* **What needs to be done**
Everything in the listing except the pictures should be written out exactly.
┌─ Information provided
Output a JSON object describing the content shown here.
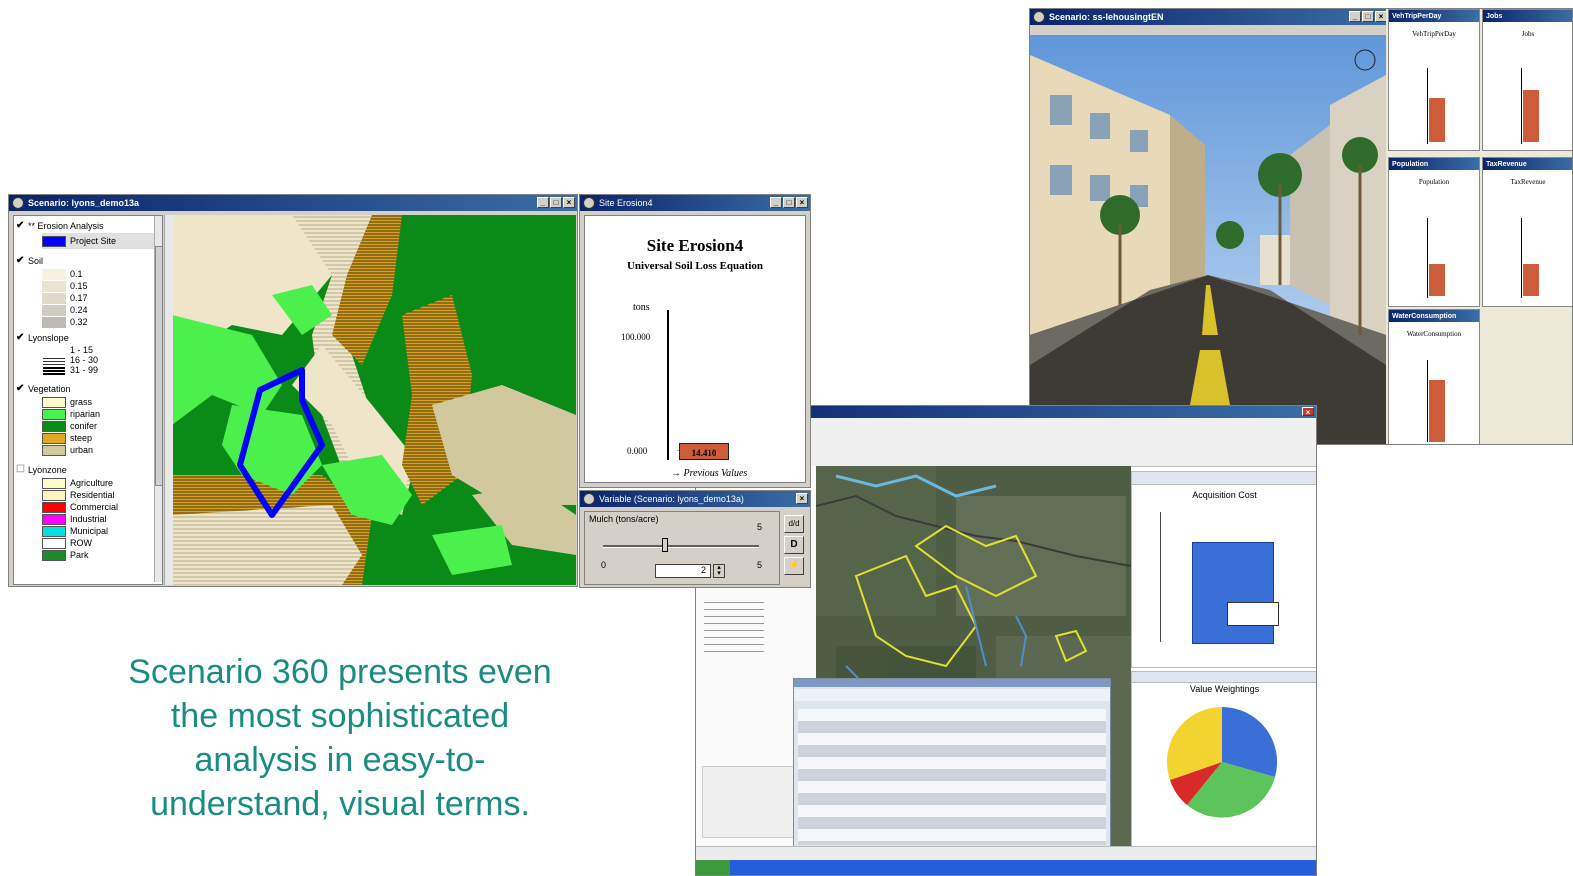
{
  "map_window": {
    "title": "Scenario: lyons_demo13a",
    "legend": {
      "erosion": {
        "label": "** Erosion Analysis",
        "item": "Project Site"
      },
      "soil": {
        "label": "Soil",
        "items": [
          "0.1",
          "0.15",
          "0.17",
          "0.24",
          "0.32"
        ]
      },
      "slope": {
        "label": "Lyonslope",
        "items": [
          "1 - 15",
          "16 - 30",
          "31 - 99"
        ]
      },
      "vegetation": {
        "label": "Vegetation",
        "items": [
          "grass",
          "riparian",
          "conifer",
          "steep",
          "urban"
        ]
      },
      "zone": {
        "label": "Lyonzone",
        "items": [
          "Agriculture",
          "Residential",
          "Commercial",
          "Industrial",
          "Municipal",
          "ROW",
          "Park"
        ]
      }
    }
  },
  "erosion_window": {
    "title": "Site Erosion4",
    "heading": "Site Erosion4",
    "subheading": "Universal Soil Loss Equation",
    "unit": "tons",
    "axis_top": "100.000",
    "axis_bottom": "0.000",
    "bar_value": "14.410",
    "bar_fraction": 0.144,
    "previous_label": "Previous Values"
  },
  "variable_window": {
    "title": "Variable (Scenario: lyons_demo13a)",
    "label": "Mulch (tons/acre)",
    "min": "0",
    "max": "5",
    "max_top": "5",
    "value": "2",
    "slider_fraction": 0.4,
    "buttons": [
      "d/d",
      "D",
      "⚡"
    ]
  },
  "street_window": {
    "title": "Scenario: ss-lehousingtEN",
    "panels": [
      {
        "title": "VehTripPerDay",
        "label": "VehTripPerDay"
      },
      {
        "title": "Jobs",
        "label": "Jobs"
      },
      {
        "title": "Population",
        "label": "Population"
      },
      {
        "title": "TaxRevenue",
        "label": "TaxRevenue"
      },
      {
        "title": "WaterConsumption",
        "label": "WaterConsumption"
      }
    ]
  },
  "gis_window": {
    "bar_chart_title": "Acquisition Cost",
    "pie_chart_title": "Value Weightings"
  },
  "caption": {
    "line1": "Scenario 360 presents even",
    "line2": "the most sophisticated",
    "line3": "analysis in easy-to-",
    "line4": "understand, visual terms."
  },
  "colors": {
    "title_bar": "#0a246a",
    "caption": "#1a8c82",
    "project_site": "#0000ff",
    "bar": "#cc5c3a"
  }
}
└─
* **Result of this task**
Output a JSON object describing the content shown here.
{
  "map_window": {
    "title": "Scenario: lyons_demo13a",
    "legend": {
      "erosion": {
        "label": "** Erosion Analysis",
        "item": "Project Site"
      },
      "soil": {
        "label": "Soil",
        "items": [
          "0.1",
          "0.15",
          "0.17",
          "0.24",
          "0.32"
        ]
      },
      "slope": {
        "label": "Lyonslope",
        "items": [
          "1 - 15",
          "16 - 30",
          "31 - 99"
        ]
      },
      "vegetation": {
        "label": "Vegetation",
        "items": [
          "grass",
          "riparian",
          "conifer",
          "steep",
          "urban"
        ]
      },
      "zone": {
        "label": "Lyonzone",
        "items": [
          "Agriculture",
          "Residential",
          "Commercial",
          "Industrial",
          "Municipal",
          "ROW",
          "Park"
        ]
      }
    }
  },
  "erosion_window": {
    "title": "Site Erosion4",
    "heading": "Site Erosion4",
    "subheading": "Universal Soil Loss Equation",
    "unit": "tons",
    "axis_top": "100.000",
    "axis_bottom": "0.000",
    "bar_value": "14.410",
    "bar_fraction": 0.144,
    "previous_label": "Previous Values"
  },
  "variable_window": {
    "title": "Variable (Scenario: lyons_demo13a)",
    "label": "Mulch (tons/acre)",
    "min": "0",
    "max": "5",
    "max_top": "5",
    "value": "2",
    "slider_fraction": 0.4,
    "buttons": [
      "d/d",
      "D",
      "⚡"
    ]
  },
  "street_window": {
    "title": "Scenario: ss-lehousingtEN",
    "panels": [
      {
        "title": "VehTripPerDay",
        "label": "VehTripPerDay"
      },
      {
        "title": "Jobs",
        "label": "Jobs"
      },
      {
        "title": "Population",
        "label": "Population"
      },
      {
        "title": "TaxRevenue",
        "label": "TaxRevenue"
      },
      {
        "title": "WaterConsumption",
        "label": "WaterConsumption"
      }
    ]
  },
  "gis_window": {
    "bar_chart_title": "Acquisition Cost",
    "pie_chart_title": "Value Weightings"
  },
  "caption": {
    "line1": "Scenario 360 presents even",
    "line2": "the most sophisticated",
    "line3": "analysis in easy-to-",
    "line4": "understand, visual terms."
  },
  "colors": {
    "title_bar": "#0a246a",
    "caption": "#1a8c82",
    "project_site": "#0000ff",
    "bar": "#cc5c3a"
  }
}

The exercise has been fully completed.